(Stored entries)
####################

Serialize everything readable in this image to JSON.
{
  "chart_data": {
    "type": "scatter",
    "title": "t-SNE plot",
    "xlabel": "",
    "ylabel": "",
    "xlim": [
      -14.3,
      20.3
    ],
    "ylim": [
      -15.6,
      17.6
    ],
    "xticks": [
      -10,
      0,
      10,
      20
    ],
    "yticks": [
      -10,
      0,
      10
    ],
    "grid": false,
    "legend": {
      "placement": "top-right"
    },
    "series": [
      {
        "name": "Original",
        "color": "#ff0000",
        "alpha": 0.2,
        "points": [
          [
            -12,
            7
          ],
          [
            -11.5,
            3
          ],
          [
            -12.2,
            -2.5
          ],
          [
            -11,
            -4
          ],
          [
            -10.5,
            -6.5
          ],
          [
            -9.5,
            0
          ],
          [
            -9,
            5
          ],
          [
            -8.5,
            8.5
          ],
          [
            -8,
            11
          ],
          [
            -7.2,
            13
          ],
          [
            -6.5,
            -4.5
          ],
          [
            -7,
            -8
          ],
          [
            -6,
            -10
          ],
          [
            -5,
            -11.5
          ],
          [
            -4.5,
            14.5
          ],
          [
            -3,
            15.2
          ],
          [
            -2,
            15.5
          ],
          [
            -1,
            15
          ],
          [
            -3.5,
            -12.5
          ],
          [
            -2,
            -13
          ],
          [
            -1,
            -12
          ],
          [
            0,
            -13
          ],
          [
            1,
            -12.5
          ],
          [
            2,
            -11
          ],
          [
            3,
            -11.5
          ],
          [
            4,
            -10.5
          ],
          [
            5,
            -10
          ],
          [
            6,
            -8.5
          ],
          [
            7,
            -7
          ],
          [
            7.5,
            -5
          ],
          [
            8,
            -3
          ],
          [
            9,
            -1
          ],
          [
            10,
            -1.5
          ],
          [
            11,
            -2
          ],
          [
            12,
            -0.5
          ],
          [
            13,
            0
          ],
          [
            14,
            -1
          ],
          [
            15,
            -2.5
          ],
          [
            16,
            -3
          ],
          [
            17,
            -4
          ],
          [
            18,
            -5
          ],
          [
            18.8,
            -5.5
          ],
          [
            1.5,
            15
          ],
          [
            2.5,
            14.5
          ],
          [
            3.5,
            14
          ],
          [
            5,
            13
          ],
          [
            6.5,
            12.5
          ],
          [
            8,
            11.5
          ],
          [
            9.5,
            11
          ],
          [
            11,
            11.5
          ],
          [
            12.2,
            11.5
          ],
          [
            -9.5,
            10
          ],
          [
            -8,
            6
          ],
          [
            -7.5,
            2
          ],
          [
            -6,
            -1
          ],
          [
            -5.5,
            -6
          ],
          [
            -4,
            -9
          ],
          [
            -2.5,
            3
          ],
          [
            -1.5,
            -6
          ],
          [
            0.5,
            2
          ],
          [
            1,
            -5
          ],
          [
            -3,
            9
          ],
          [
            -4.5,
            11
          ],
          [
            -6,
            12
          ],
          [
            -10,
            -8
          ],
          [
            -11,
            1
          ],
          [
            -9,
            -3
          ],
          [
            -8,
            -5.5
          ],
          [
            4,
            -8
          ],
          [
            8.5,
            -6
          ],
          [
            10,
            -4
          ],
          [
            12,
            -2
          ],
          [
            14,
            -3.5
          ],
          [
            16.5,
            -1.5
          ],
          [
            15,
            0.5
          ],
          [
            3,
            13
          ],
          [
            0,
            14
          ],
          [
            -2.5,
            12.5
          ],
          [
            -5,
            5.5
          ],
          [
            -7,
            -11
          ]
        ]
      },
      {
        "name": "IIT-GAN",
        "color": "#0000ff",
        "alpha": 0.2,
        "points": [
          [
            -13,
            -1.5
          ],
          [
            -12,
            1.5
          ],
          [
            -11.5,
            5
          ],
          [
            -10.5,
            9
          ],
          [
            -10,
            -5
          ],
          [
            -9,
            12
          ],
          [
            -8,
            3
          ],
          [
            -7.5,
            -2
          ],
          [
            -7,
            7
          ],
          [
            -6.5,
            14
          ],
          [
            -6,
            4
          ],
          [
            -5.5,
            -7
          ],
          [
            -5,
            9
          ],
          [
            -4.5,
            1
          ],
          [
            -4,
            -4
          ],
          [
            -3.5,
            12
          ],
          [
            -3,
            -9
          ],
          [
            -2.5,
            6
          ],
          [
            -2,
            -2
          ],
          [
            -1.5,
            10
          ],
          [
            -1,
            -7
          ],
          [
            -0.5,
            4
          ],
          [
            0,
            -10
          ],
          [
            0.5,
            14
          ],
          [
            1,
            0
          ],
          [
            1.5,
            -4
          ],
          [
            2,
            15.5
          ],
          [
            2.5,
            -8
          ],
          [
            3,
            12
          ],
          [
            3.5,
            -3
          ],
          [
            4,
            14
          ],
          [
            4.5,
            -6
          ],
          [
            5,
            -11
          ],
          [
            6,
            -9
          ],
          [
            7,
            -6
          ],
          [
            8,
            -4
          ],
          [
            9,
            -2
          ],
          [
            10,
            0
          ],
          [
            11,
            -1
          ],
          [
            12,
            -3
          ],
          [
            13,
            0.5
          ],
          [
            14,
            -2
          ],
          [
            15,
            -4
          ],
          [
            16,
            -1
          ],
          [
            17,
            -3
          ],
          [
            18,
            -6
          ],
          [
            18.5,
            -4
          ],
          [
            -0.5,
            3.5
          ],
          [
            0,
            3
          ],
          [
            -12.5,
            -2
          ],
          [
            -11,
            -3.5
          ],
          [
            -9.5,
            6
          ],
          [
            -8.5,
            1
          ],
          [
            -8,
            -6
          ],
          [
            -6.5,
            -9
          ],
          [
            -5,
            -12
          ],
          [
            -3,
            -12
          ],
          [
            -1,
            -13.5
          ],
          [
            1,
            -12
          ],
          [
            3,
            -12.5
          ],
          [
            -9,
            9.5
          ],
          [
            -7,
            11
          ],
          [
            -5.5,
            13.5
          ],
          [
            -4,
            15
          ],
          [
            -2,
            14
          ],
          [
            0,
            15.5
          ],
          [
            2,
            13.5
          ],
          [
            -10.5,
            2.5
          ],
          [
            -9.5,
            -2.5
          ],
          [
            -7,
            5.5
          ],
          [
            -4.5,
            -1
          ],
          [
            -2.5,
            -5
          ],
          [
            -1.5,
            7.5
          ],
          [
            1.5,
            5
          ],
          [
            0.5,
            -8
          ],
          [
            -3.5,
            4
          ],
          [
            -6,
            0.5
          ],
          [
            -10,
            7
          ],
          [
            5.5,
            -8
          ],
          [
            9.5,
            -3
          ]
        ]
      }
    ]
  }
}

####################

● **What you should do**
Quote each line of the listing above exactly.

● **Result of the exercise**
Serialize everything readable in this image to JSON.
{
  "chart_data": {
    "type": "scatter",
    "title": "t-SNE plot",
    "xlabel": "",
    "ylabel": "",
    "xlim": [
      -14.3,
      20.3
    ],
    "ylim": [
      -15.6,
      17.6
    ],
    "xticks": [
      -10,
      0,
      10,
      20
    ],
    "yticks": [
      -10,
      0,
      10
    ],
    "grid": false,
    "legend": {
      "placement": "top-right"
    },
    "series": [
      {
        "name": "Original",
        "color": "#ff0000",
        "alpha": 0.2,
        "points": [
          [
            -12,
            7
          ],
          [
            -11.5,
            3
          ],
          [
            -12.2,
            -2.5
          ],
          [
            -11,
            -4
          ],
          [
            -10.5,
            -6.5
          ],
          [
            -9.5,
            0
          ],
          [
            -9,
            5
          ],
          [
            -8.5,
            8.5
          ],
          [
            -8,
            11
          ],
          [
            -7.2,
            13
          ],
          [
            -6.5,
            -4.5
          ],
          [
            -7,
            -8
          ],
          [
            -6,
            -10
          ],
          [
            -5,
            -11.5
          ],
          [
            -4.5,
            14.5
          ],
          [
            -3,
            15.2
          ],
          [
            -2,
            15.5
          ],
          [
            -1,
            15
          ],
          [
            -3.5,
            -12.5
          ],
          [
            -2,
            -13
          ],
          [
            -1,
            -12
          ],
          [
            0,
            -13
          ],
          [
            1,
            -12.5
          ],
          [
            2,
            -11
          ],
          [
            3,
            -11.5
          ],
          [
            4,
            -10.5
          ],
          [
            5,
            -10
          ],
          [
            6,
            -8.5
          ],
          [
            7,
            -7
          ],
          [
            7.5,
            -5
          ],
          [
            8,
            -3
          ],
          [
            9,
            -1
          ],
          [
            10,
            -1.5
          ],
          [
            11,
            -2
          ],
          [
            12,
            -0.5
          ],
          [
            13,
            0
          ],
          [
            14,
            -1
          ],
          [
            15,
            -2.5
          ],
          [
            16,
            -3
          ],
          [
            17,
            -4
          ],
          [
            18,
            -5
          ],
          [
            18.8,
            -5.5
          ],
          [
            1.5,
            15
          ],
          [
            2.5,
            14.5
          ],
          [
            3.5,
            14
          ],
          [
            5,
            13
          ],
          [
            6.5,
            12.5
          ],
          [
            8,
            11.5
          ],
          [
            9.5,
            11
          ],
          [
            11,
            11.5
          ],
          [
            12.2,
            11.5
          ],
          [
            -9.5,
            10
          ],
          [
            -8,
            6
          ],
          [
            -7.5,
            2
          ],
          [
            -6,
            -1
          ],
          [
            -5.5,
            -6
          ],
          [
            -4,
            -9
          ],
          [
            -2.5,
            3
          ],
          [
            -1.5,
            -6
          ],
          [
            0.5,
            2
          ],
          [
            1,
            -5
          ],
          [
            -3,
            9
          ],
          [
            -4.5,
            11
          ],
          [
            -6,
            12
          ],
          [
            -10,
            -8
          ],
          [
            -11,
            1
          ],
          [
            -9,
            -3
          ],
          [
            -8,
            -5.5
          ],
          [
            4,
            -8
          ],
          [
            8.5,
            -6
          ],
          [
            10,
            -4
          ],
          [
            12,
            -2
          ],
          [
            14,
            -3.5
          ],
          [
            16.5,
            -1.5
          ],
          [
            15,
            0.5
          ],
          [
            3,
            13
          ],
          [
            0,
            14
          ],
          [
            -2.5,
            12.5
          ],
          [
            -5,
            5.5
          ],
          [
            -7,
            -11
          ]
        ]
      },
      {
        "name": "IIT-GAN",
        "color": "#0000ff",
        "alpha": 0.2,
        "points": [
          [
            -13,
            -1.5
          ],
          [
            -12,
            1.5
          ],
          [
            -11.5,
            5
          ],
          [
            -10.5,
            9
          ],
          [
            -10,
            -5
          ],
          [
            -9,
            12
          ],
          [
            -8,
            3
          ],
          [
            -7.5,
            -2
          ],
          [
            -7,
            7
          ],
          [
            -6.5,
            14
          ],
          [
            -6,
            4
          ],
          [
            -5.5,
            -7
          ],
          [
            -5,
            9
          ],
          [
            -4.5,
            1
          ],
          [
            -4,
            -4
          ],
          [
            -3.5,
            12
          ],
          [
            -3,
            -9
          ],
          [
            -2.5,
            6
          ],
          [
            -2,
            -2
          ],
          [
            -1.5,
            10
          ],
          [
            -1,
            -7
          ],
          [
            -0.5,
            4
          ],
          [
            0,
            -10
          ],
          [
            0.5,
            14
          ],
          [
            1,
            0
          ],
          [
            1.5,
            -4
          ],
          [
            2,
            15.5
          ],
          [
            2.5,
            -8
          ],
          [
            3,
            12
          ],
          [
            3.5,
            -3
          ],
          [
            4,
            14
          ],
          [
            4.5,
            -6
          ],
          [
            5,
            -11
          ],
          [
            6,
            -9
          ],
          [
            7,
            -6
          ],
          [
            8,
            -4
          ],
          [
            9,
            -2
          ],
          [
            10,
            0
          ],
          [
            11,
            -1
          ],
          [
            12,
            -3
          ],
          [
            13,
            0.5
          ],
          [
            14,
            -2
          ],
          [
            15,
            -4
          ],
          [
            16,
            -1
          ],
          [
            17,
            -3
          ],
          [
            18,
            -6
          ],
          [
            18.5,
            -4
          ],
          [
            -0.5,
            3.5
          ],
          [
            0,
            3
          ],
          [
            -12.5,
            -2
          ],
          [
            -11,
            -3.5
          ],
          [
            -9.5,
            6
          ],
          [
            -8.5,
            1
          ],
          [
            -8,
            -6
          ],
          [
            -6.5,
            -9
          ],
          [
            -5,
            -12
          ],
          [
            -3,
            -12
          ],
          [
            -1,
            -13.5
          ],
          [
            1,
            -12
          ],
          [
            3,
            -12.5
          ],
          [
            -9,
            9.5
          ],
          [
            -7,
            11
          ],
          [
            -5.5,
            13.5
          ],
          [
            -4,
            15
          ],
          [
            -2,
            14
          ],
          [
            0,
            15.5
          ],
          [
            2,
            13.5
          ],
          [
            -10.5,
            2.5
          ],
          [
            -9.5,
            -2.5
          ],
          [
            -7,
            5.5
          ],
          [
            -4.5,
            -1
          ],
          [
            -2.5,
            -5
          ],
          [
            -1.5,
            7.5
          ],
          [
            1.5,
            5
          ],
          [
            0.5,
            -8
          ],
          [
            -3.5,
            4
          ],
          [
            -6,
            0.5
          ],
          [
            -10,
            7
          ],
          [
            5.5,
            -8
          ],
          [
            9.5,
            -3
          ]
        ]
      }
    ]
  }
}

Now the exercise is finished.